(Records to process)
____

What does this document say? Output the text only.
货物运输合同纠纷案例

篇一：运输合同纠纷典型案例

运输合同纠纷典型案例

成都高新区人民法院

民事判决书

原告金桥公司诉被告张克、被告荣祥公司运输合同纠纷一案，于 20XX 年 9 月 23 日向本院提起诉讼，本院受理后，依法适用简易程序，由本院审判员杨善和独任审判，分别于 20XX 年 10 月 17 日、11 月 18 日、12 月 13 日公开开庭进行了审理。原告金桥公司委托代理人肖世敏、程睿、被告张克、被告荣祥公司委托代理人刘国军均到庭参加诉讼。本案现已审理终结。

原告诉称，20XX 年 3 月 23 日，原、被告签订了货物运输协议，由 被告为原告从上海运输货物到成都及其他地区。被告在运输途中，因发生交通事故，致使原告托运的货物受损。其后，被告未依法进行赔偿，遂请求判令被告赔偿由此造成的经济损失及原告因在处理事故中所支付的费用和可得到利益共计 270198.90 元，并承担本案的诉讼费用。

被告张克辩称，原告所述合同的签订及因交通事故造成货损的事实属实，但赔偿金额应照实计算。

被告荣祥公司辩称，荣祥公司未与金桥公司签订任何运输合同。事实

____

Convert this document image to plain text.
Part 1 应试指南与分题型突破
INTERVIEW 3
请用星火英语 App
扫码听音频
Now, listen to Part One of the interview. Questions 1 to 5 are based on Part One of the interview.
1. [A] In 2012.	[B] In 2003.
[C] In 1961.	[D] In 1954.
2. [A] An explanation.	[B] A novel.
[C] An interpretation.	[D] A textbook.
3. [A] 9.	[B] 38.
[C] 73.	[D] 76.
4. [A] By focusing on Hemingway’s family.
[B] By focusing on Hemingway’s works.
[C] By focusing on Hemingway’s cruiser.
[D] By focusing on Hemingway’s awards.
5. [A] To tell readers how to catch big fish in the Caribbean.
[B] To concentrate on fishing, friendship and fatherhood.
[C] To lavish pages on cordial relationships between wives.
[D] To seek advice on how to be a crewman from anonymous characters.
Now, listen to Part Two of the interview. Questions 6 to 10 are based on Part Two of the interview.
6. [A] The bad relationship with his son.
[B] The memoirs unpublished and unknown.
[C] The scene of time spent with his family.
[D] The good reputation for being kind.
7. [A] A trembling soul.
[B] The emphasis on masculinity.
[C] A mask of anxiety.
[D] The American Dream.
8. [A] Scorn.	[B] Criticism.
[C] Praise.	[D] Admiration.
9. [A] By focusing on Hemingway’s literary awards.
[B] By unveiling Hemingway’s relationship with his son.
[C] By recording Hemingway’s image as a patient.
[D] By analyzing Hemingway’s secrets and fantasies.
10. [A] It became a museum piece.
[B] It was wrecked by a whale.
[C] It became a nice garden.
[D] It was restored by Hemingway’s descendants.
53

____

(The request)
Search the records for the string "awards" and return every line in which it occurs.

(Result of the task)
[D] By focusing on Hemingway’s awards.
9. [A] By focusing on Hemingway’s literary awards.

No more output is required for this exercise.